[Data items]
##########

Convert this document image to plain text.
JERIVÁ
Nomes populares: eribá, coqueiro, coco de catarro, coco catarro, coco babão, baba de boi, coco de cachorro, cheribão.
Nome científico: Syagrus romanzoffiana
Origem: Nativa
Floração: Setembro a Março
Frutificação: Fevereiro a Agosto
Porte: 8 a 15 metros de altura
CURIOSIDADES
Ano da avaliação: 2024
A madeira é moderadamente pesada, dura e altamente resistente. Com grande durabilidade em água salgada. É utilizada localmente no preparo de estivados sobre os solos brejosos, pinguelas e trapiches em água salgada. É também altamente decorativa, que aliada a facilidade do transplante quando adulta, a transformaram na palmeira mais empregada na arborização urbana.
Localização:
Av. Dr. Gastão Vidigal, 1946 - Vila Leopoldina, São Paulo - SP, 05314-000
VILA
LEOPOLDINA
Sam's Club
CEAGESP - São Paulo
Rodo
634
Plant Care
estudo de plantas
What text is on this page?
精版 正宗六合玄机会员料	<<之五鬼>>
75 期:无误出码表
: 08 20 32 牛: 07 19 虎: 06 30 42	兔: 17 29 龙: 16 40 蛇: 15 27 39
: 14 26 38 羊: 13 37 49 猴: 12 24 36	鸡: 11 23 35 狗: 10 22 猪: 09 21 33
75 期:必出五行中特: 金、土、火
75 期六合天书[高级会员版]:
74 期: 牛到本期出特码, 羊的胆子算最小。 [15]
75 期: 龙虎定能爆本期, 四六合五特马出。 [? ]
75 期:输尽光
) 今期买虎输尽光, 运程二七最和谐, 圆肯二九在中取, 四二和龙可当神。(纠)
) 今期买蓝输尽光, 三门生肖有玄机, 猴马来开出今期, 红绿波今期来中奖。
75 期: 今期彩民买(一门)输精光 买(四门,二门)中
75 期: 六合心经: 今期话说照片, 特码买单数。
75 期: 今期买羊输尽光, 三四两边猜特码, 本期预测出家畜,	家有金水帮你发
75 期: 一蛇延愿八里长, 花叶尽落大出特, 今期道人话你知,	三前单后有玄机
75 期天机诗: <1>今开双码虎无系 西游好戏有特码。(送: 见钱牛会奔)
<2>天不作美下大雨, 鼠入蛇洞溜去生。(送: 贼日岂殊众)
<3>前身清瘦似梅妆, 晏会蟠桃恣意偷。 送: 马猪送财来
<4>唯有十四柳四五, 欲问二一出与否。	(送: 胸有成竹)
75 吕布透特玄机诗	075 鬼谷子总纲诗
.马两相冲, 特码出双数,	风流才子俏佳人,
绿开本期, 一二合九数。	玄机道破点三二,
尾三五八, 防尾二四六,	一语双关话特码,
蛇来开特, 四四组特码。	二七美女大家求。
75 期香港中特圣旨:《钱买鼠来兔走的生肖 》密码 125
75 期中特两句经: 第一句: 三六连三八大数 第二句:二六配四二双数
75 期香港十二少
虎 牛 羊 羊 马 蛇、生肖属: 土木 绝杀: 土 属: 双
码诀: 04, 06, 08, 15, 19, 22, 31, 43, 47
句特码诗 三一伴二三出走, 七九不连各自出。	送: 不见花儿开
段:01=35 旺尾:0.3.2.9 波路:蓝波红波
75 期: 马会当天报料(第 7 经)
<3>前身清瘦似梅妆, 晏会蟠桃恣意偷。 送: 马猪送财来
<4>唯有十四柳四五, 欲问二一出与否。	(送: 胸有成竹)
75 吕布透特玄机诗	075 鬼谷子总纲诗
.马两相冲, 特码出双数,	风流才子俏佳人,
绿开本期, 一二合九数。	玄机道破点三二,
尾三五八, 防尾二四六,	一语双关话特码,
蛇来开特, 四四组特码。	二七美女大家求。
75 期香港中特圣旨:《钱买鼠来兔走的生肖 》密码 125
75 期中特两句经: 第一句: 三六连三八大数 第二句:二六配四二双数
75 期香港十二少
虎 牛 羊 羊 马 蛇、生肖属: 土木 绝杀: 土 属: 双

##########

- _Task instructions_
Transcribe the whole listing exactly.

- _Full solution_
Convert this document image to plain text.
JERIVÁ
Nomes populares: eribá, coqueiro, coco de catarro, coco catarro, coco babão, baba de boi, coco de cachorro, cheribão.
Nome científico: Syagrus romanzoffiana
Origem: Nativa
Floração: Setembro a Março
Frutificação: Fevereiro a Agosto
Porte: 8 a 15 metros de altura
CURIOSIDADES
Ano da avaliação: 2024
A madeira é moderadamente pesada, dura e altamente resistente. Com grande durabilidade em água salgada. É utilizada localmente no preparo de estivados sobre os solos brejosos, pinguelas e trapiches em água salgada. É também altamente decorativa, que aliada a facilidade do transplante quando adulta, a transformaram na palmeira mais empregada na arborização urbana.
Localização:
Av. Dr. Gastão Vidigal, 1946 - Vila Leopoldina, São Paulo - SP, 05314-000
VILA
LEOPOLDINA
Sam's Club
CEAGESP - São Paulo
Rodo
634
Plant Care
estudo de plantas
What text is on this page?
精版 正宗六合玄机会员料	<<之五鬼>>
75 期:无误出码表
: 08 20 32 牛: 07 19 虎: 06 30 42	兔: 17 29 龙: 16 40 蛇: 15 27 39
: 14 26 38 羊: 13 37 49 猴: 12 24 36	鸡: 11 23 35 狗: 10 22 猪: 09 21 33
75 期:必出五行中特: 金、土、火
75 期六合天书[高级会员版]:
74 期: 牛到本期出特码, 羊的胆子算最小。 [15]
75 期: 龙虎定能爆本期, 四六合五特马出。 [? ]
75 期:输尽光
) 今期买虎输尽光, 运程二七最和谐, 圆肯二九在中取, 四二和龙可当神。(纠)
) 今期买蓝输尽光, 三门生肖有玄机, 猴马来开出今期, 红绿波今期来中奖。
75 期: 今期彩民买(一门)输精光 买(四门,二门)中
75 期: 六合心经: 今期话说照片, 特码买单数。
75 期: 今期买羊输尽光, 三四两边猜特码, 本期预测出家畜,	家有金水帮你发
75 期: 一蛇延愿八里长, 花叶尽落大出特, 今期道人话你知,	三前单后有玄机
75 期天机诗: <1>今开双码虎无系 西游好戏有特码。(送: 见钱牛会奔)
<2>天不作美下大雨, 鼠入蛇洞溜去生。(送: 贼日岂殊众)
<3>前身清瘦似梅妆, 晏会蟠桃恣意偷。 送: 马猪送财来
<4>唯有十四柳四五, 欲问二一出与否。	(送: 胸有成竹)
75 吕布透特玄机诗	075 鬼谷子总纲诗
.马两相冲, 特码出双数,	风流才子俏佳人,
绿开本期, 一二合九数。	玄机道破点三二,
尾三五八, 防尾二四六,	一语双关话特码,
蛇来开特, 四四组特码。	二七美女大家求。
75 期香港中特圣旨:《钱买鼠来兔走的生肖 》密码 125
75 期中特两句经: 第一句: 三六连三八大数 第二句:二六配四二双数
75 期香港十二少
虎 牛 羊 羊 马 蛇、生肖属: 土木 绝杀: 土 属: 双
码诀: 04, 06, 08, 15, 19, 22, 31, 43, 47
句特码诗 三一伴二三出走, 七九不连各自出。	送: 不见花儿开
段:01=35 旺尾:0.3.2.9 波路:蓝波红波
75 期: 马会当天报料(第 7 经)
<3>前身清瘦似梅妆, 晏会蟠桃恣意偷。 送: 马猪送财来
<4>唯有十四柳四五, 欲问二一出与否。	(送: 胸有成竹)
75 吕布透特玄机诗	075 鬼谷子总纲诗
.马两相冲, 特码出双数,	风流才子俏佳人,
绿开本期, 一二合九数。	玄机道破点三二,
尾三五八, 防尾二四六,	一语双关话特码,
蛇来开特, 四四组特码。	二七美女大家求。
75 期香港中特圣旨:《钱买鼠来兔走的生肖 》密码 125
75 期中特两句经: 第一句: 三六连三八大数 第二句:二六配四二双数
75 期香港十二少
虎 牛 羊 羊 马 蛇、生肖属: 土木 绝杀: 土 属: 双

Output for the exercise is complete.